Reproduce every record below exactly as written, but leave out any pictures.

RECORDS FOR THIS TASK -
+++

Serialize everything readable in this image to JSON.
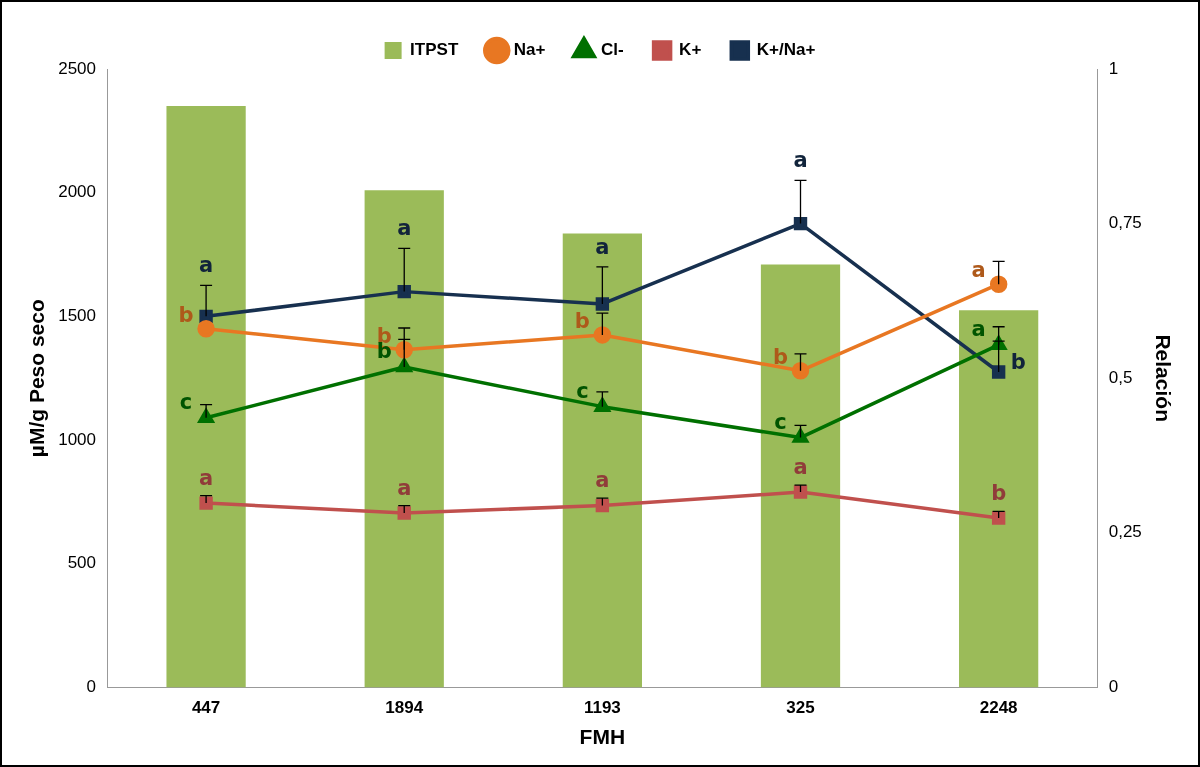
{
  "chart_data": {
    "type": "bar",
    "categories": [
      "447",
      "1894",
      "1193",
      "325",
      "2248"
    ],
    "xlabel": "FMH",
    "ylabel": "µM/g Peso seco",
    "y2label": "Relación",
    "ylim": [
      0,
      2500
    ],
    "yticks": [
      0,
      500,
      1000,
      1500,
      2000,
      2500
    ],
    "y2lim": [
      0,
      1
    ],
    "y2ticks": [
      0,
      {
        "value": 0.25,
        "label": "0,25"
      },
      {
        "value": 0.5,
        "label": "0,5"
      },
      {
        "value": 0.75,
        "label": "0,75"
      },
      1
    ],
    "grid": false,
    "legend": "top",
    "line_style": "solid",
    "series": [
      {
        "name": "ITPST",
        "color": "#9bbb59",
        "values": [
          2350,
          2010,
          1835,
          1710,
          1525
        ]
      },
      {
        "name": "Na+",
        "type": "line",
        "marker": "circle",
        "color": "#e87722",
        "values": [
          1450,
          1365,
          1425,
          1280,
          1630
        ],
        "errors": [
          null,
          [
            1365,
            1453
          ],
          [
            1425,
            1513
          ],
          [
            1280,
            1348
          ],
          [
            1630,
            1722
          ]
        ],
        "value_labels": [
          "b",
          "b",
          "b",
          "b",
          "a"
        ]
      },
      {
        "name": "Cl-",
        "type": "line",
        "marker": "triangle",
        "color": "#007000",
        "values": [
          1090,
          1295,
          1135,
          1010,
          1385
        ],
        "errors": [
          [
            1090,
            1143
          ],
          [
            1295,
            1407
          ],
          [
            1135,
            1195
          ],
          [
            1010,
            1059
          ],
          [
            1385,
            1458
          ]
        ],
        "value_labels": [
          "c",
          "b",
          "c",
          "c",
          "a"
        ]
      },
      {
        "name": "K+",
        "type": "line",
        "marker": "square",
        "color": "#c0504d",
        "values": [
          745,
          705,
          735,
          790,
          685
        ],
        "errors": [
          [
            745,
            775
          ],
          [
            705,
            735
          ],
          [
            735,
            765
          ],
          [
            790,
            818
          ],
          [
            685,
            712
          ]
        ],
        "value_labels": [
          "a",
          "a",
          "a",
          "a",
          "b"
        ]
      },
      {
        "name": "K+/Na+",
        "type": "line",
        "marker": "square",
        "axis": "y2",
        "color": "#17304f",
        "values": [
          0.6,
          0.64,
          0.62,
          0.75,
          0.51
        ],
        "errors": [
          [
            0.6,
            0.65
          ],
          [
            0.64,
            0.71
          ],
          [
            0.62,
            0.68
          ],
          [
            0.75,
            0.82
          ],
          [
            0.51,
            0.56
          ]
        ],
        "value_labels": [
          "a",
          "a",
          "a",
          "a",
          "b"
        ]
      }
    ]
  }
}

+++

TASK RESPONSE -
Serialize everything readable in this image to JSON.
{
  "chart_data": {
    "type": "bar",
    "categories": [
      "447",
      "1894",
      "1193",
      "325",
      "2248"
    ],
    "xlabel": "FMH",
    "ylabel": "µM/g Peso seco",
    "y2label": "Relación",
    "ylim": [
      0,
      2500
    ],
    "yticks": [
      0,
      500,
      1000,
      1500,
      2000,
      2500
    ],
    "y2lim": [
      0,
      1
    ],
    "y2ticks": [
      0,
      {
        "value": 0.25,
        "label": "0,25"
      },
      {
        "value": 0.5,
        "label": "0,5"
      },
      {
        "value": 0.75,
        "label": "0,75"
      },
      1
    ],
    "grid": false,
    "legend": "top",
    "line_style": "solid",
    "series": [
      {
        "name": "ITPST",
        "color": "#9bbb59",
        "values": [
          2350,
          2010,
          1835,
          1710,
          1525
        ]
      },
      {
        "name": "Na+",
        "type": "line",
        "marker": "circle",
        "color": "#e87722",
        "values": [
          1450,
          1365,
          1425,
          1280,
          1630
        ],
        "errors": [
          null,
          [
            1365,
            1453
          ],
          [
            1425,
            1513
          ],
          [
            1280,
            1348
          ],
          [
            1630,
            1722
          ]
        ],
        "value_labels": [
          "b",
          "b",
          "b",
          "b",
          "a"
        ]
      },
      {
        "name": "Cl-",
        "type": "line",
        "marker": "triangle",
        "color": "#007000",
        "values": [
          1090,
          1295,
          1135,
          1010,
          1385
        ],
        "errors": [
          [
            1090,
            1143
          ],
          [
            1295,
            1407
          ],
          [
            1135,
            1195
          ],
          [
            1010,
            1059
          ],
          [
            1385,
            1458
          ]
        ],
        "value_labels": [
          "c",
          "b",
          "c",
          "c",
          "a"
        ]
      },
      {
        "name": "K+",
        "type": "line",
        "marker": "square",
        "color": "#c0504d",
        "values": [
          745,
          705,
          735,
          790,
          685
        ],
        "errors": [
          [
            745,
            775
          ],
          [
            705,
            735
          ],
          [
            735,
            765
          ],
          [
            790,
            818
          ],
          [
            685,
            712
          ]
        ],
        "value_labels": [
          "a",
          "a",
          "a",
          "a",
          "b"
        ]
      },
      {
        "name": "K+/Na+",
        "type": "line",
        "marker": "square",
        "axis": "y2",
        "color": "#17304f",
        "values": [
          0.6,
          0.64,
          0.62,
          0.75,
          0.51
        ],
        "errors": [
          [
            0.6,
            0.65
          ],
          [
            0.64,
            0.71
          ],
          [
            0.62,
            0.68
          ],
          [
            0.75,
            0.82
          ],
          [
            0.51,
            0.56
          ]
        ],
        "value_labels": [
          "a",
          "a",
          "a",
          "a",
          "b"
        ]
      }
    ]
  }
}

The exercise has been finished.